◆ **The problem**:
Output the full listing below exactly as it reads, and skip anything that is a picture.

◆ **The data**:
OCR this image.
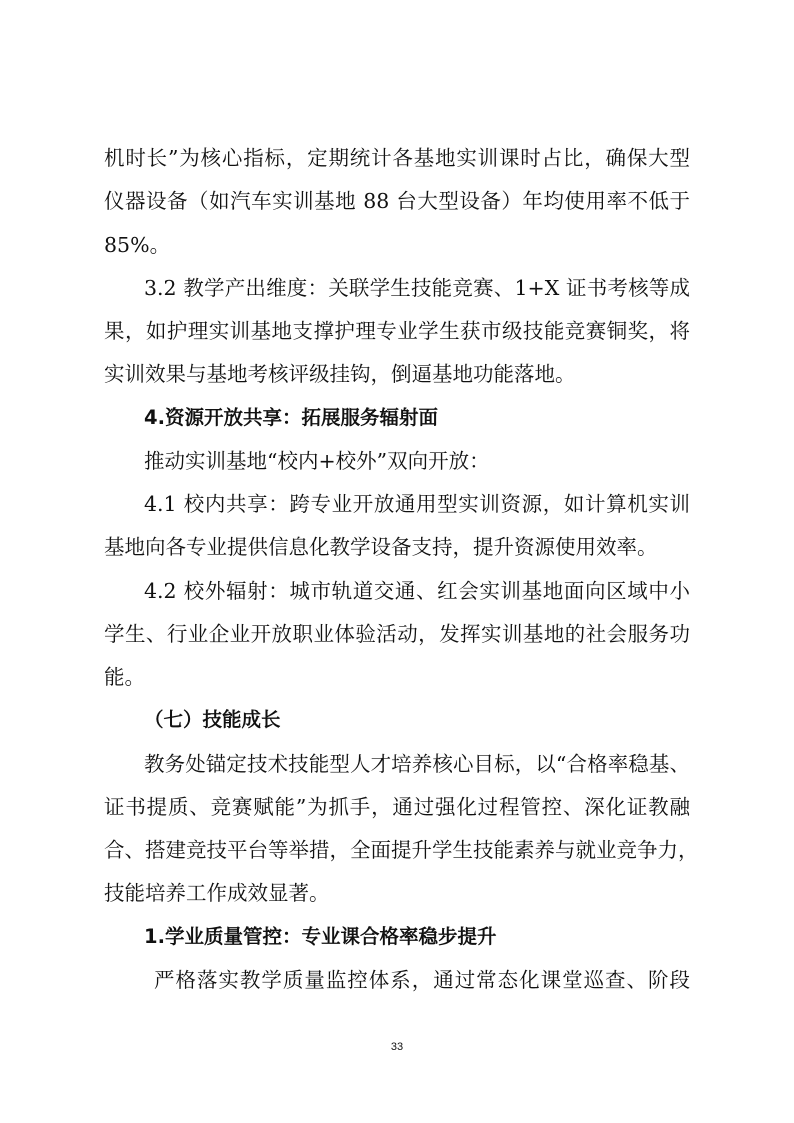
机时长”为核心指标，定期统计各基地实训课时占比，确保大型

仪器设备（如汽车实训基地 88 台大型设备）年均使用率不低于

85%。

3.2 教学产出维度：关联学生技能竞赛、1+X 证书考核等成

果，如护理实训基地支撑护理专业学生获市级技能竞赛铜奖，将

实训效果与基地考核评级挂钩，倒逼基地功能落地。

4.资源开放共享：拓展服务辐射面

推动实训基地“校内+校外”双向开放：

4.1 校内共享：跨专业开放通用型实训资源，如计算机实训

基地向各专业提供信息化教学设备支持，提升资源使用效率。

4.2 校外辐射：城市轨道交通、红会实训基地面向区域中小

学生、行业企业开放职业体验活动，发挥实训基地的社会服务功

能。

（七）技能成长

教务处锚定技术技能型人才培养核心目标，以“合格率稳基、

证书提质、竞赛赋能”为抓手，通过强化过程管控、深化证教融

合、搭建竞技平台等举措，全面提升学生技能素养与就业竞争力，

技能培养工作成效显著。

1.学业质量管控：专业课合格率稳步提升

严格落实教学质量监控体系，通过常态化课堂巡查、阶段

33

◆ **Output**:
OCR this image.
机时长”为核心指标，定期统计各基地实训课时占比，确保大型

仪器设备（如汽车实训基地 88 台大型设备）年均使用率不低于

85%。

3.2 教学产出维度：关联学生技能竞赛、1+X 证书考核等成

果，如护理实训基地支撑护理专业学生获市级技能竞赛铜奖，将

实训效果与基地考核评级挂钩，倒逼基地功能落地。

4.资源开放共享：拓展服务辐射面

推动实训基地“校内+校外”双向开放：

4.1 校内共享：跨专业开放通用型实训资源，如计算机实训

基地向各专业提供信息化教学设备支持，提升资源使用效率。

4.2 校外辐射：城市轨道交通、红会实训基地面向区域中小

学生、行业企业开放职业体验活动，发挥实训基地的社会服务功

能。

（七）技能成长

教务处锚定技术技能型人才培养核心目标，以“合格率稳基、

证书提质、竞赛赋能”为抓手，通过强化过程管控、深化证教融

合、搭建竞技平台等举措，全面提升学生技能素养与就业竞争力，

技能培养工作成效显著。

1.学业质量管控：专业课合格率稳步提升

严格落实教学质量监控体系，通过常态化课堂巡查、阶段

33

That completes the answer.